**What is expected**
Under this task are some entries; return every one of them exactly.

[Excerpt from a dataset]
>> BEGIN
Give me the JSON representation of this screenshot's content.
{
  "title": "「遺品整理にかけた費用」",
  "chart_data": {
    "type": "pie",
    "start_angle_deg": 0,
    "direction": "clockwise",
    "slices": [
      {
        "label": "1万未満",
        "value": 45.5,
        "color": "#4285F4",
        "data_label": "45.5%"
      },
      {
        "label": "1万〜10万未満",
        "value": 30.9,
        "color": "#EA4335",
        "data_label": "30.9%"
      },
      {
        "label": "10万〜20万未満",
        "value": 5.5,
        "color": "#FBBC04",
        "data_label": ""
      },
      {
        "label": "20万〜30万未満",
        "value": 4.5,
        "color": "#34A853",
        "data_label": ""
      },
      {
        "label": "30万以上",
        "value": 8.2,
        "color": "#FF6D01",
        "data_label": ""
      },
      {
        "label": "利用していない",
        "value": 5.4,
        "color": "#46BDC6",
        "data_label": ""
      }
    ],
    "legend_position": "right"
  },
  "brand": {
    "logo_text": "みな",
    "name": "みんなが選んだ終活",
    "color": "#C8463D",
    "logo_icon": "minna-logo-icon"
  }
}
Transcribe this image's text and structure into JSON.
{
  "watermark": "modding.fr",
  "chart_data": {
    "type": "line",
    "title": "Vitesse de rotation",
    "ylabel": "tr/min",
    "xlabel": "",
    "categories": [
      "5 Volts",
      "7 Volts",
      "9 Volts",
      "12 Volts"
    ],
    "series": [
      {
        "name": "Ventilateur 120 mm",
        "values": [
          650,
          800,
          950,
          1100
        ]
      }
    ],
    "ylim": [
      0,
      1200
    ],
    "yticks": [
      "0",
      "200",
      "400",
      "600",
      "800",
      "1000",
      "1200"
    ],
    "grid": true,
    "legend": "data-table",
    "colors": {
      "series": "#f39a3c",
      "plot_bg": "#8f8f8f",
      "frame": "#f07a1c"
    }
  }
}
>> END
**Expected answer**
Give me the JSON representation of this screenshot's content.
{
  "title": "「遺品整理にかけた費用」",
  "chart_data": {
    "type": "pie",
    "start_angle_deg": 0,
    "direction": "clockwise",
    "slices": [
      {
        "label": "1万未満",
        "value": 45.5,
        "color": "#4285F4",
        "data_label": "45.5%"
      },
      {
        "label": "1万〜10万未満",
        "value": 30.9,
        "color": "#EA4335",
        "data_label": "30.9%"
      },
      {
        "label": "10万〜20万未満",
        "value": 5.5,
        "color": "#FBBC04",
        "data_label": ""
      },
      {
        "label": "20万〜30万未満",
        "value": 4.5,
        "color": "#34A853",
        "data_label": ""
      },
      {
        "label": "30万以上",
        "value": 8.2,
        "color": "#FF6D01",
        "data_label": ""
      },
      {
        "label": "利用していない",
        "value": 5.4,
        "color": "#46BDC6",
        "data_label": ""
      }
    ],
    "legend_position": "right"
  },
  "brand": {
    "logo_text": "みな",
    "name": "みんなが選んだ終活",
    "color": "#C8463D",
    "logo_icon": "minna-logo-icon"
  }
}
Transcribe this image's text and structure into JSON.
{
  "watermark": "modding.fr",
  "chart_data": {
    "type": "line",
    "title": "Vitesse de rotation",
    "ylabel": "tr/min",
    "xlabel": "",
    "categories": [
      "5 Volts",
      "7 Volts",
      "9 Volts",
      "12 Volts"
    ],
    "series": [
      {
        "name": "Ventilateur 120 mm",
        "values": [
          650,
          800,
          950,
          1100
        ]
      }
    ],
    "ylim": [
      0,
      1200
    ],
    "yticks": [
      "0",
      "200",
      "400",
      "600",
      "800",
      "1000",
      "1200"
    ],
    "grid": true,
    "legend": "data-table",
    "colors": {
      "series": "#f39a3c",
      "plot_bg": "#8f8f8f",
      "frame": "#f07a1c"
    }
  }
}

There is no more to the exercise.